§ Exercise directions:
Print every entry, word for word, and skip the images.
##### Extracted information #####
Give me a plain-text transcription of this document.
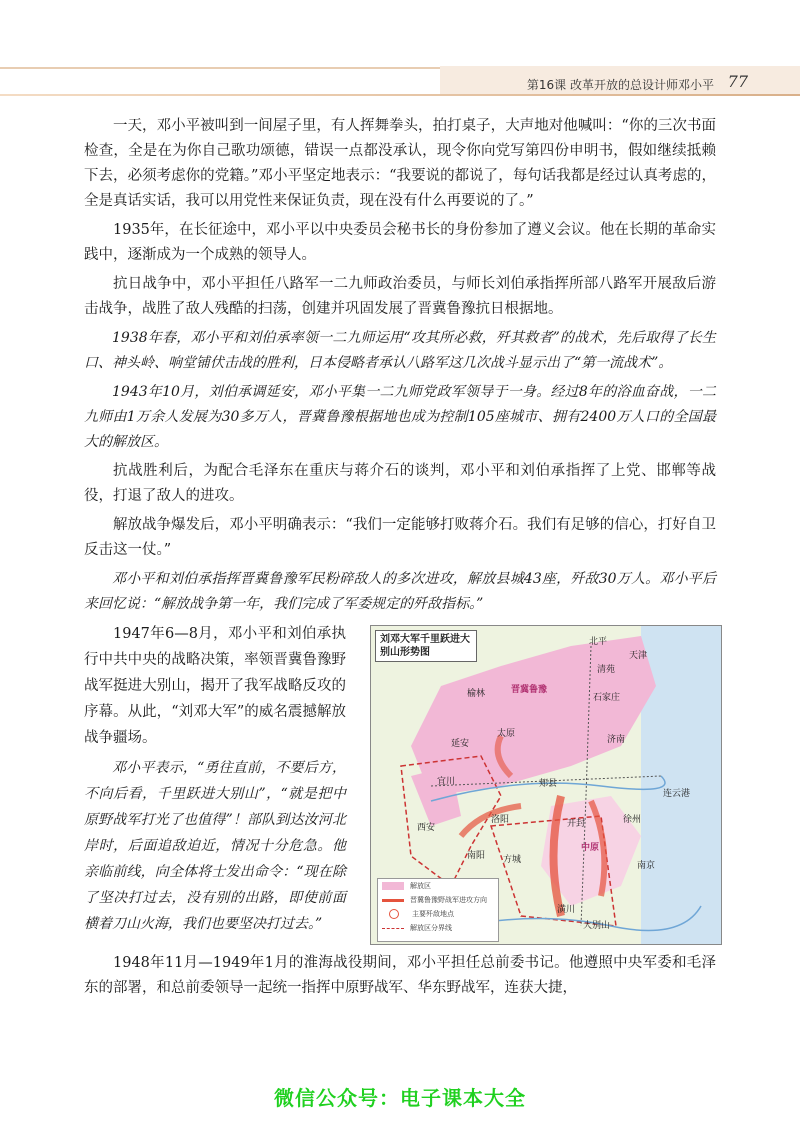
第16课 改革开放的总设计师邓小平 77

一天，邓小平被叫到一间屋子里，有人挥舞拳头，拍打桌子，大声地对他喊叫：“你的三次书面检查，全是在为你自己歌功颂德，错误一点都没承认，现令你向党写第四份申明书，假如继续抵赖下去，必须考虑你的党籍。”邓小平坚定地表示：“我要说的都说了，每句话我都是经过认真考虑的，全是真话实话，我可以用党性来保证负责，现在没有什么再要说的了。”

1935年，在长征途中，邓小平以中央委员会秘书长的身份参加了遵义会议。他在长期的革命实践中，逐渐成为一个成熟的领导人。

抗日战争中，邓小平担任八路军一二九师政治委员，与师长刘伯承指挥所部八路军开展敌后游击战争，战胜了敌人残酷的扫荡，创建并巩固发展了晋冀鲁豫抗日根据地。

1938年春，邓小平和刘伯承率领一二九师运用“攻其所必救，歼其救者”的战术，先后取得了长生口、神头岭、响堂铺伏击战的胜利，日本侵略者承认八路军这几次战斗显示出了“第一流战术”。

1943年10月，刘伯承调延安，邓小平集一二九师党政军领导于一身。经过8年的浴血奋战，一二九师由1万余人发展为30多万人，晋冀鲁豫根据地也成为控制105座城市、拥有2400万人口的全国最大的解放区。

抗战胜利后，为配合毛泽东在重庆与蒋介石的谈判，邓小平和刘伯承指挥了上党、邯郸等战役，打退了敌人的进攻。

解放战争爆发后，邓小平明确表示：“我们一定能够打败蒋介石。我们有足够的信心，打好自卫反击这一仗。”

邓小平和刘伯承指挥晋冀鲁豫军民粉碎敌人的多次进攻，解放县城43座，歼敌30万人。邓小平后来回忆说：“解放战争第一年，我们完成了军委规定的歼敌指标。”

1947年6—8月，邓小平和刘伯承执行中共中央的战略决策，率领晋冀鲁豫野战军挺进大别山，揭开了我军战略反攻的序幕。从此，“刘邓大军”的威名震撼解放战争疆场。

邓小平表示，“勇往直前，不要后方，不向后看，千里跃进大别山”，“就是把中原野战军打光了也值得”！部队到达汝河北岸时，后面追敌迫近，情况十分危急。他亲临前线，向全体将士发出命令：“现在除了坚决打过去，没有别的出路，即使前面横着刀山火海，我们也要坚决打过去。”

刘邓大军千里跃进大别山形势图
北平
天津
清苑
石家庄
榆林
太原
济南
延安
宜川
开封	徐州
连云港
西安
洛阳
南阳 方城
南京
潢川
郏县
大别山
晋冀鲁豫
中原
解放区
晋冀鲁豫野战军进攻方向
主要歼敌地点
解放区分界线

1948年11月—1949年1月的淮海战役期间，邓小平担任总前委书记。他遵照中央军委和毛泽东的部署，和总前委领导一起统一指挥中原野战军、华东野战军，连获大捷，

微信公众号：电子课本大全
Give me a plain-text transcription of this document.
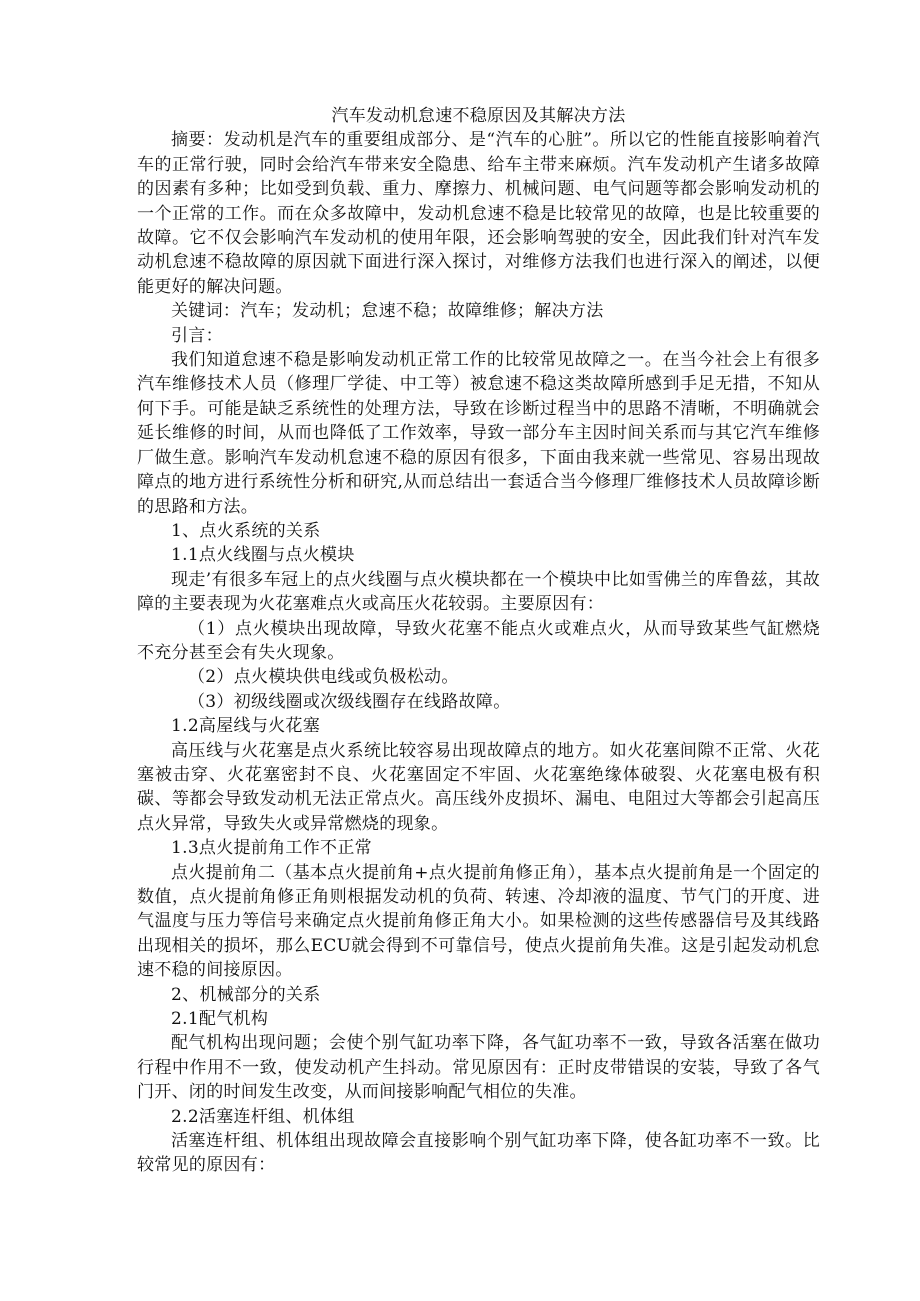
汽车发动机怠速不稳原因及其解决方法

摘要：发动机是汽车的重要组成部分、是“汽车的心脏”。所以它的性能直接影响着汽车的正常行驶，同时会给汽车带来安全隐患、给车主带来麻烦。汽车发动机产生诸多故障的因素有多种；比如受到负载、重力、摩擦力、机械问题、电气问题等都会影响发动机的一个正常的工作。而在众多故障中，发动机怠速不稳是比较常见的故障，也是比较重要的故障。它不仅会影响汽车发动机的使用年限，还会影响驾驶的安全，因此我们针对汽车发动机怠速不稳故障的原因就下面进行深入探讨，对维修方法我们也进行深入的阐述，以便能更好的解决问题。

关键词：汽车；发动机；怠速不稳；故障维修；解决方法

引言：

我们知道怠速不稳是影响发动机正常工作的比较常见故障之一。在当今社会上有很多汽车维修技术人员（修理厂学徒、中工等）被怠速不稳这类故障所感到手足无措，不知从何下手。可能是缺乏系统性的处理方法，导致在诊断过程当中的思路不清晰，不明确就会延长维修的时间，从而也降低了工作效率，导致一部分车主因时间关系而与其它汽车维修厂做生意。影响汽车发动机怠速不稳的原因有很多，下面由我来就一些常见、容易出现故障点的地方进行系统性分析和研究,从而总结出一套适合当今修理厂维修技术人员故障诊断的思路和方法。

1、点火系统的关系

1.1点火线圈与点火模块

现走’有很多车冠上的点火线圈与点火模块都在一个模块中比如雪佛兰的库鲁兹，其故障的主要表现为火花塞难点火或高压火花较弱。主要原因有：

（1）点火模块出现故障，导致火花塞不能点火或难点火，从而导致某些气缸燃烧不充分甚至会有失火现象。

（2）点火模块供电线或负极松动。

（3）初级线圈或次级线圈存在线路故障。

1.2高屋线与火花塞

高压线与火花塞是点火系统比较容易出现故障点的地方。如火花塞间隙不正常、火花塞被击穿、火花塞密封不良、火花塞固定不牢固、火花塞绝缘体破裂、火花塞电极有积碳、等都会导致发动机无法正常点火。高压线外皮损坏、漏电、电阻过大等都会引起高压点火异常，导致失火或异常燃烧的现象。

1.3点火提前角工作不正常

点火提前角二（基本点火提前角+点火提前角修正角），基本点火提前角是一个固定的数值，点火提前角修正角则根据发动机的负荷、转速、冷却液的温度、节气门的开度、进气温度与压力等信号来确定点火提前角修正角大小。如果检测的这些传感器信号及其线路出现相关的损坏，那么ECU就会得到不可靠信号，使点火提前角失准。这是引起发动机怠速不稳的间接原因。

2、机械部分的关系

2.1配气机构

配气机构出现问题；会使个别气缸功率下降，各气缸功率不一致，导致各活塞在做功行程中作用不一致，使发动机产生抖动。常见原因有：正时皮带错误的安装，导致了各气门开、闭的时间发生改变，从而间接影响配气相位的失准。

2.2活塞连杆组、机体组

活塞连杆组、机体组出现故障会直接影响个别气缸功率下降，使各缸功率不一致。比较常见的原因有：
#####
§ Task response:
Give me a plain-text transcription of this document.
第16课 改革开放的总设计师邓小平 77

一天，邓小平被叫到一间屋子里，有人挥舞拳头，拍打桌子，大声地对他喊叫：“你的三次书面检查，全是在为你自己歌功颂德，错误一点都没承认，现令你向党写第四份申明书，假如继续抵赖下去，必须考虑你的党籍。”邓小平坚定地表示：“我要说的都说了，每句话我都是经过认真考虑的，全是真话实话，我可以用党性来保证负责，现在没有什么再要说的了。”

1935年，在长征途中，邓小平以中央委员会秘书长的身份参加了遵义会议。他在长期的革命实践中，逐渐成为一个成熟的领导人。

抗日战争中，邓小平担任八路军一二九师政治委员，与师长刘伯承指挥所部八路军开展敌后游击战争，战胜了敌人残酷的扫荡，创建并巩固发展了晋冀鲁豫抗日根据地。

1938年春，邓小平和刘伯承率领一二九师运用“攻其所必救，歼其救者”的战术，先后取得了长生口、神头岭、响堂铺伏击战的胜利，日本侵略者承认八路军这几次战斗显示出了“第一流战术”。

1943年10月，刘伯承调延安，邓小平集一二九师党政军领导于一身。经过8年的浴血奋战，一二九师由1万余人发展为30多万人，晋冀鲁豫根据地也成为控制105座城市、拥有2400万人口的全国最大的解放区。

抗战胜利后，为配合毛泽东在重庆与蒋介石的谈判，邓小平和刘伯承指挥了上党、邯郸等战役，打退了敌人的进攻。

解放战争爆发后，邓小平明确表示：“我们一定能够打败蒋介石。我们有足够的信心，打好自卫反击这一仗。”

邓小平和刘伯承指挥晋冀鲁豫军民粉碎敌人的多次进攻，解放县城43座，歼敌30万人。邓小平后来回忆说：“解放战争第一年，我们完成了军委规定的歼敌指标。”

1947年6—8月，邓小平和刘伯承执行中共中央的战略决策，率领晋冀鲁豫野战军挺进大别山，揭开了我军战略反攻的序幕。从此，“刘邓大军”的威名震撼解放战争疆场。

邓小平表示，“勇往直前，不要后方，不向后看，千里跃进大别山”，“就是把中原野战军打光了也值得”！部队到达汝河北岸时，后面追敌迫近，情况十分危急。他亲临前线，向全体将士发出命令：“现在除了坚决打过去，没有别的出路，即使前面横着刀山火海，我们也要坚决打过去。”

刘邓大军千里跃进大别山形势图
北平
天津
清苑
石家庄
榆林
太原
济南
延安
宜川
开封	徐州
连云港
西安
洛阳
南阳 方城
南京
潢川
郏县
大别山
晋冀鲁豫
中原
解放区
晋冀鲁豫野战军进攻方向
主要歼敌地点
解放区分界线

1948年11月—1949年1月的淮海战役期间，邓小平担任总前委书记。他遵照中央军委和毛泽东的部署，和总前委领导一起统一指挥中原野战军、华东野战军，连获大捷，

微信公众号：电子课本大全
Give me a plain-text transcription of this document.
汽车发动机怠速不稳原因及其解决方法

摘要：发动机是汽车的重要组成部分、是“汽车的心脏”。所以它的性能直接影响着汽车的正常行驶，同时会给汽车带来安全隐患、给车主带来麻烦。汽车发动机产生诸多故障的因素有多种；比如受到负载、重力、摩擦力、机械问题、电气问题等都会影响发动机的一个正常的工作。而在众多故障中，发动机怠速不稳是比较常见的故障，也是比较重要的故障。它不仅会影响汽车发动机的使用年限，还会影响驾驶的安全，因此我们针对汽车发动机怠速不稳故障的原因就下面进行深入探讨，对维修方法我们也进行深入的阐述，以便能更好的解决问题。

关键词：汽车；发动机；怠速不稳；故障维修；解决方法

引言：

我们知道怠速不稳是影响发动机正常工作的比较常见故障之一。在当今社会上有很多汽车维修技术人员（修理厂学徒、中工等）被怠速不稳这类故障所感到手足无措，不知从何下手。可能是缺乏系统性的处理方法，导致在诊断过程当中的思路不清晰，不明确就会延长维修的时间，从而也降低了工作效率，导致一部分车主因时间关系而与其它汽车维修厂做生意。影响汽车发动机怠速不稳的原因有很多，下面由我来就一些常见、容易出现故障点的地方进行系统性分析和研究,从而总结出一套适合当今修理厂维修技术人员故障诊断的思路和方法。

1、点火系统的关系

1.1点火线圈与点火模块

现走’有很多车冠上的点火线圈与点火模块都在一个模块中比如雪佛兰的库鲁兹，其故障的主要表现为火花塞难点火或高压火花较弱。主要原因有：

（1）点火模块出现故障，导致火花塞不能点火或难点火，从而导致某些气缸燃烧不充分甚至会有失火现象。

（2）点火模块供电线或负极松动。

（3）初级线圈或次级线圈存在线路故障。

1.2高屋线与火花塞

高压线与火花塞是点火系统比较容易出现故障点的地方。如火花塞间隙不正常、火花塞被击穿、火花塞密封不良、火花塞固定不牢固、火花塞绝缘体破裂、火花塞电极有积碳、等都会导致发动机无法正常点火。高压线外皮损坏、漏电、电阻过大等都会引起高压点火异常，导致失火或异常燃烧的现象。

1.3点火提前角工作不正常

点火提前角二（基本点火提前角+点火提前角修正角），基本点火提前角是一个固定的数值，点火提前角修正角则根据发动机的负荷、转速、冷却液的温度、节气门的开度、进气温度与压力等信号来确定点火提前角修正角大小。如果检测的这些传感器信号及其线路出现相关的损坏，那么ECU就会得到不可靠信号，使点火提前角失准。这是引起发动机怠速不稳的间接原因。

2、机械部分的关系

2.1配气机构

配气机构出现问题；会使个别气缸功率下降，各气缸功率不一致，导致各活塞在做功行程中作用不一致，使发动机产生抖动。常见原因有：正时皮带错误的安装，导致了各气门开、闭的时间发生改变，从而间接影响配气相位的失准。

2.2活塞连杆组、机体组

活塞连杆组、机体组出现故障会直接影响个别气缸功率下降，使各缸功率不一致。比较常见的原因有：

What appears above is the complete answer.